Figure contents as structured data:
— start —
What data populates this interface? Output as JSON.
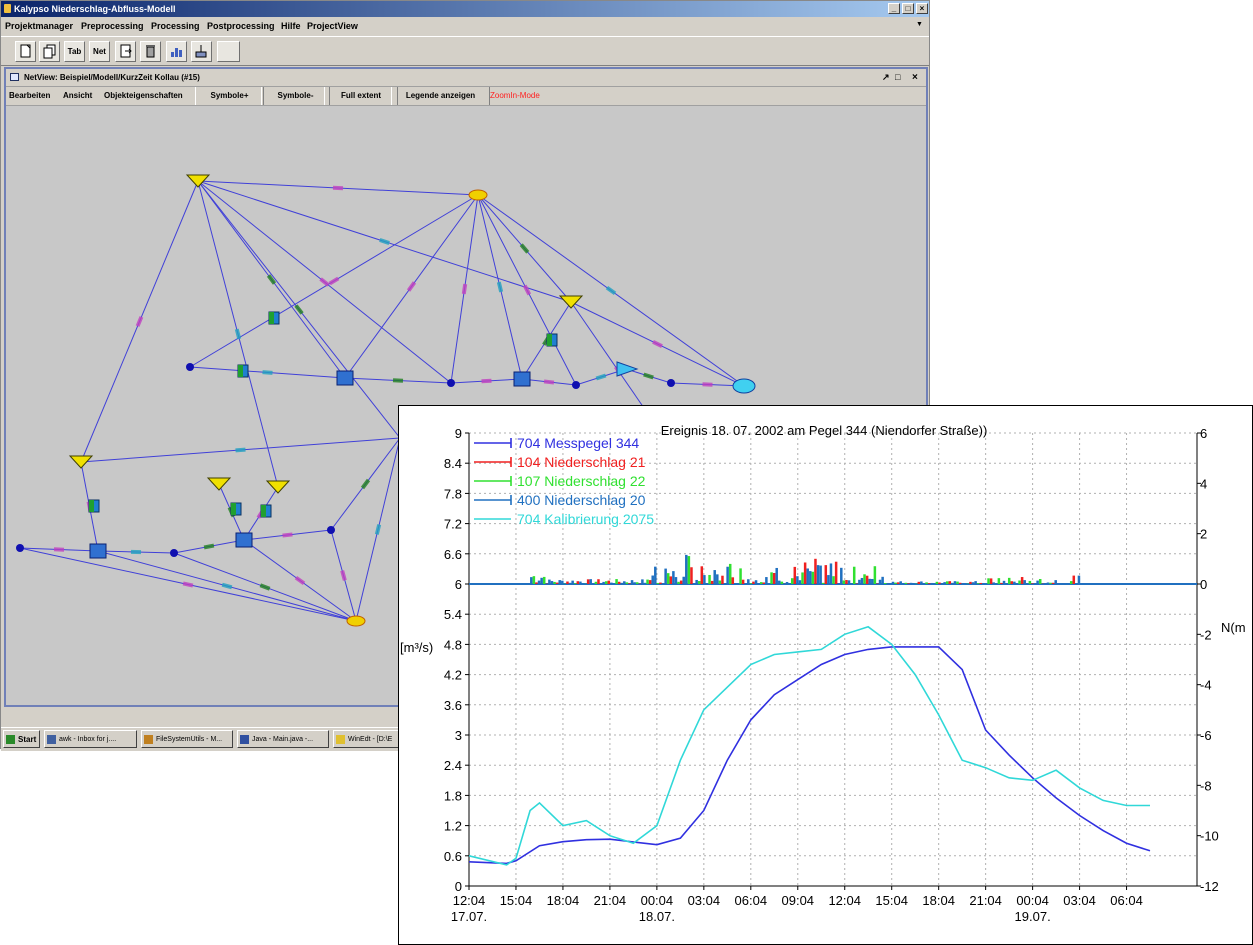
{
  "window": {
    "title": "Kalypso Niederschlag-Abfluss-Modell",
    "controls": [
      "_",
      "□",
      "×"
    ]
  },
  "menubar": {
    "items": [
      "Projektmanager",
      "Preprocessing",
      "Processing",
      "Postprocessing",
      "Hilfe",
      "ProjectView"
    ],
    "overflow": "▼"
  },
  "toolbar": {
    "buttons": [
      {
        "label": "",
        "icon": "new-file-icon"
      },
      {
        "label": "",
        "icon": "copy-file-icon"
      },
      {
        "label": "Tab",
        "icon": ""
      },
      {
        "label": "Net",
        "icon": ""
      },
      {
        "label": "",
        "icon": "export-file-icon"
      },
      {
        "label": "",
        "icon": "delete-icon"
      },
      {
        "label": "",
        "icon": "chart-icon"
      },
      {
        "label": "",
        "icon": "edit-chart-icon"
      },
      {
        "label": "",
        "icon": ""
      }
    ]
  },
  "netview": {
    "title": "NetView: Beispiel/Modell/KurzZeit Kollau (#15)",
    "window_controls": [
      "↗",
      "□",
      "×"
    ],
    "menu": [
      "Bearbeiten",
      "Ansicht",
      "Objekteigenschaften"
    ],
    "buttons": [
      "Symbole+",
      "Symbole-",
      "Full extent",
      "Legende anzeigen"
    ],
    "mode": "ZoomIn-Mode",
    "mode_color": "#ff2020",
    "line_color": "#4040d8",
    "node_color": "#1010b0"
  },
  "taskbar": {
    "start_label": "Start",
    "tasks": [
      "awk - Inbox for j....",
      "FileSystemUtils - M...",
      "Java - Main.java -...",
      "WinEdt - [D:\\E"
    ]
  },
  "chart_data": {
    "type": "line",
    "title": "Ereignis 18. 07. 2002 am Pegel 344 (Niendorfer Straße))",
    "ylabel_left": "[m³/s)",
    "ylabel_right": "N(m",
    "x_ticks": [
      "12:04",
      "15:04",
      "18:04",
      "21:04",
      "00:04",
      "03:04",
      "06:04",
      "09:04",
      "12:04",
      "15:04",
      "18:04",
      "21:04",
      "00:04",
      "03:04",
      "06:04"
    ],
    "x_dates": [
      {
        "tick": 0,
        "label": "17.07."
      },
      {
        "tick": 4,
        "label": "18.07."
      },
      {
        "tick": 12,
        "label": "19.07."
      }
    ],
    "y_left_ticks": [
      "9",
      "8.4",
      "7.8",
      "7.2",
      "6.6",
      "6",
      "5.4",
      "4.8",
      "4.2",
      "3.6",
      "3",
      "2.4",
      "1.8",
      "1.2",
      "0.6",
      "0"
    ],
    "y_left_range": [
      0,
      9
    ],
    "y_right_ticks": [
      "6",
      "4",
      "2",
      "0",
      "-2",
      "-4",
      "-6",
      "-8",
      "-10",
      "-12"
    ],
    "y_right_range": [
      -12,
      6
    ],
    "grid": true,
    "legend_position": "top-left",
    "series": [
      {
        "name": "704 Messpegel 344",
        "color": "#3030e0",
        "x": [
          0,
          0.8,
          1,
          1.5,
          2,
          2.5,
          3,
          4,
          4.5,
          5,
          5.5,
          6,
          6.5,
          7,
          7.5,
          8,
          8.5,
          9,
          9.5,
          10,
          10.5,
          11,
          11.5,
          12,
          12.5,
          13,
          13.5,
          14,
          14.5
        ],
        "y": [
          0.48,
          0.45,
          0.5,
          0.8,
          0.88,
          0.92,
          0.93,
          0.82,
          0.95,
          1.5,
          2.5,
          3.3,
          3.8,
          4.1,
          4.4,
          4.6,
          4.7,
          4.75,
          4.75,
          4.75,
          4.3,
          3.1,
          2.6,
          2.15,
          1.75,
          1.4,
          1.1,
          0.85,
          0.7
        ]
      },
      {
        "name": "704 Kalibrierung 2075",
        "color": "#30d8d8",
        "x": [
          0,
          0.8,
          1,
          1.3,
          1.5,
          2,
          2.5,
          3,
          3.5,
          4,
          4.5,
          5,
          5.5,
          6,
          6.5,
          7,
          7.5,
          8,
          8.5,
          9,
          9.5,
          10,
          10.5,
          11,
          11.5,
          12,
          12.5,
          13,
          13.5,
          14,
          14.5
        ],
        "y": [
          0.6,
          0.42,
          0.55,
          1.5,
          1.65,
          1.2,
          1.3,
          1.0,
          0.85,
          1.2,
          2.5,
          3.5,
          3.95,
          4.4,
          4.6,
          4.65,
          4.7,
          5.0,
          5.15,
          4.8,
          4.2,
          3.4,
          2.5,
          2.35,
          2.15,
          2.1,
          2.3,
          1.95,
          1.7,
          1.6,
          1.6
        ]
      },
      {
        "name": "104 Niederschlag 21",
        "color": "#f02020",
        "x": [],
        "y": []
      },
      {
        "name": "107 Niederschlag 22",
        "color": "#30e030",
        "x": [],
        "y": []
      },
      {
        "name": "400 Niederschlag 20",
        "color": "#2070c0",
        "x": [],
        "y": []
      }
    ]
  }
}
— end —
— start —
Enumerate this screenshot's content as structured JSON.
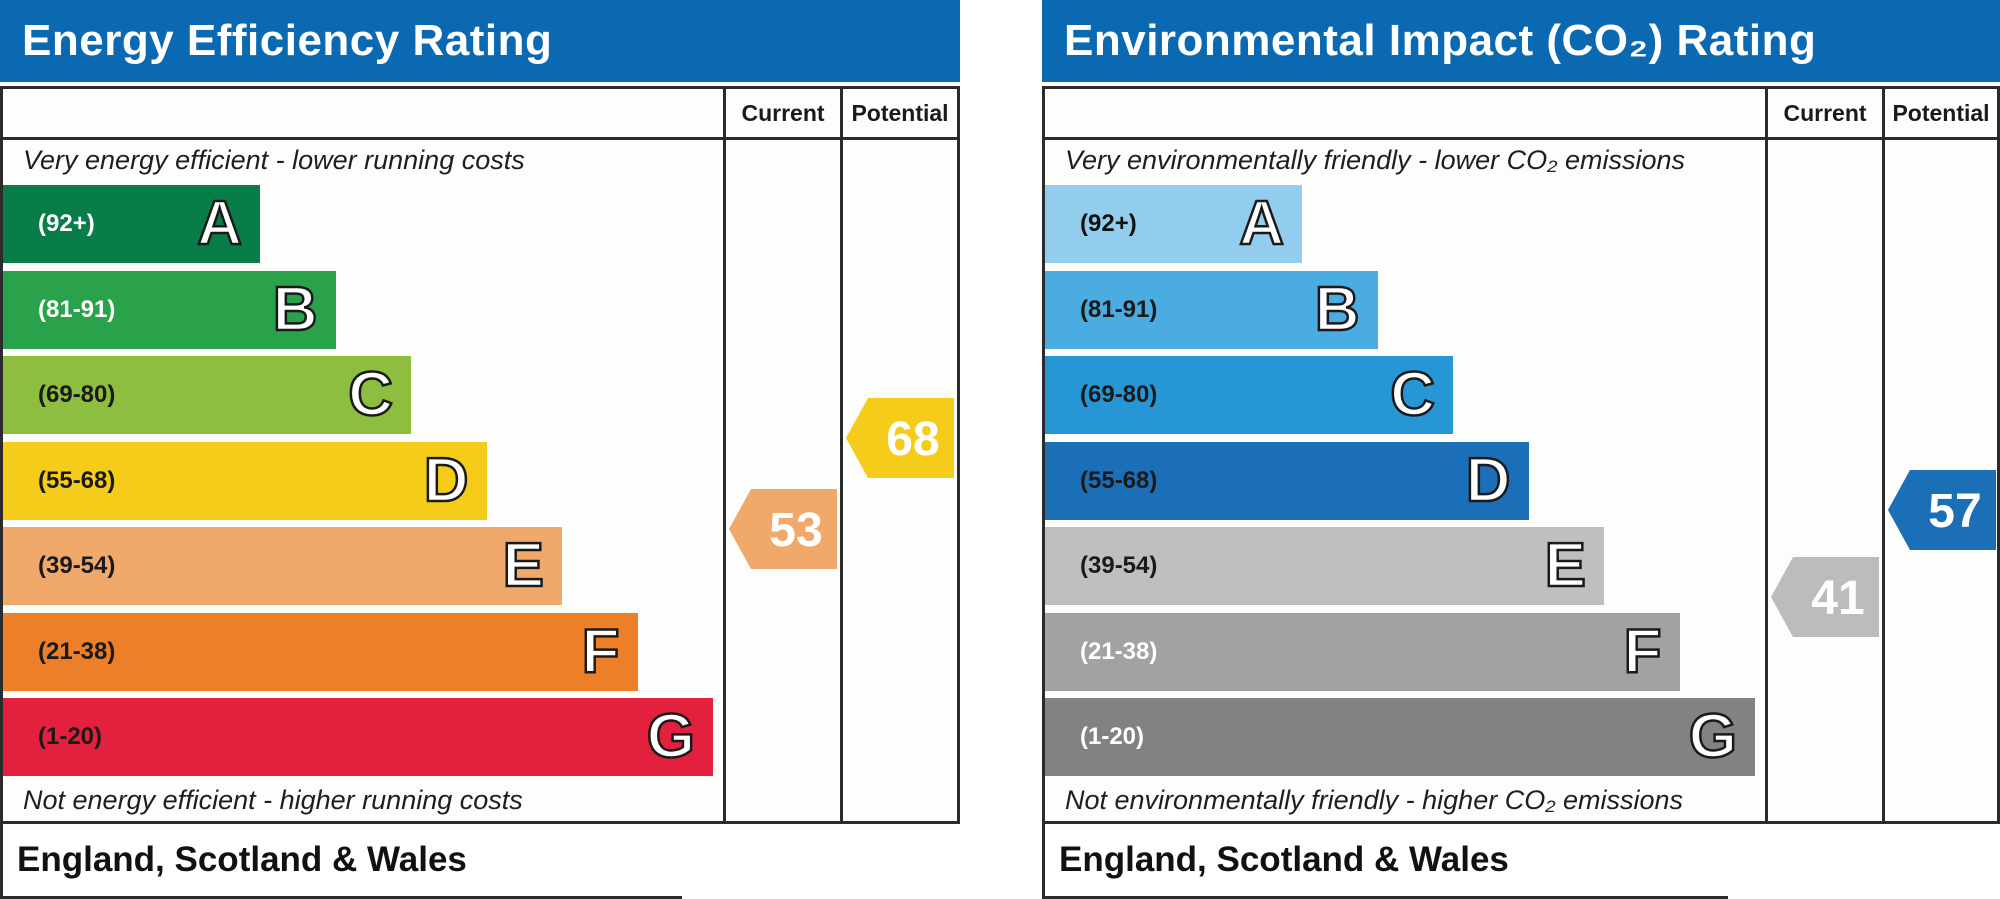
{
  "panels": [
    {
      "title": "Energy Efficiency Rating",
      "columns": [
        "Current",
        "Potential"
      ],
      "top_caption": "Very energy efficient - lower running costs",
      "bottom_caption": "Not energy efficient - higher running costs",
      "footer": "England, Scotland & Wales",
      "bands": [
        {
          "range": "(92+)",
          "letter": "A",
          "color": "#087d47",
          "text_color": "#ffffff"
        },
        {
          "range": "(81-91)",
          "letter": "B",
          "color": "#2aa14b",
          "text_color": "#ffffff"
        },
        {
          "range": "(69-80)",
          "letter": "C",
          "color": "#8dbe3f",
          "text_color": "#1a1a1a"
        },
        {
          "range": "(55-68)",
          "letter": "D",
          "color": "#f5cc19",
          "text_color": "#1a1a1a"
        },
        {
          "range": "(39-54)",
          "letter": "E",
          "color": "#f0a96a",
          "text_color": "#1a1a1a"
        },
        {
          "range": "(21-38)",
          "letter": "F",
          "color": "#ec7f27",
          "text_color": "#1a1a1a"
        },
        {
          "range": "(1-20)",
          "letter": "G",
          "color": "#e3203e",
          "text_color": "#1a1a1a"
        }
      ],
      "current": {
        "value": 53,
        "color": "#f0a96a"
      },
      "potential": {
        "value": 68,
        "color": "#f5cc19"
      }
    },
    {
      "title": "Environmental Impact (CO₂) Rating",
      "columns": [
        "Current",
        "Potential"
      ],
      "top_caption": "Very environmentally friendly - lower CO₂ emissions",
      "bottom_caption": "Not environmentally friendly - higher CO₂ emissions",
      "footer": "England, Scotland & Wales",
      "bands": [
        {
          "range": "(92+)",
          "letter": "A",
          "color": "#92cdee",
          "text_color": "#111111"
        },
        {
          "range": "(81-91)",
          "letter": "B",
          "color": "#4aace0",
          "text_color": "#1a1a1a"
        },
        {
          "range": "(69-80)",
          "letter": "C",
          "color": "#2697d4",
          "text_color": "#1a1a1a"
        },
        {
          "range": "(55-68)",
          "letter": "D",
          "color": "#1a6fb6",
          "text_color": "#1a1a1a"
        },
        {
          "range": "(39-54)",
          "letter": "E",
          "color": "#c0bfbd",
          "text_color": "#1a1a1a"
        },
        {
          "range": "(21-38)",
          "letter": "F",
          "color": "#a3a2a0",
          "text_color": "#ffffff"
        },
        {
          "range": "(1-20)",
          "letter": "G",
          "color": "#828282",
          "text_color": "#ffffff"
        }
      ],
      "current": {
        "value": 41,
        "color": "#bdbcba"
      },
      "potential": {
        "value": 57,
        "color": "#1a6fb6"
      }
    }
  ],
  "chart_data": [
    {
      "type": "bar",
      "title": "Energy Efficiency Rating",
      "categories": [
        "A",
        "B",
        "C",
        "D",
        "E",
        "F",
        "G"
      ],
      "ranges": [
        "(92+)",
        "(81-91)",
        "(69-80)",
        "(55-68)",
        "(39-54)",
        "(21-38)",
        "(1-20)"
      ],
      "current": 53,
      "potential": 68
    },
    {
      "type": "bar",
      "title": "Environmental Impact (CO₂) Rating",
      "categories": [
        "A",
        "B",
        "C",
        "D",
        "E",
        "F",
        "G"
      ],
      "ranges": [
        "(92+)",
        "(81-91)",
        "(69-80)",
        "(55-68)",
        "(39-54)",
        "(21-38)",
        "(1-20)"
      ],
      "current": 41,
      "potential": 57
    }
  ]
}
— end —
= What is being asked =
From the listing, tally every line with the word "Modell" in it and give only the tally.

= Right answer =
2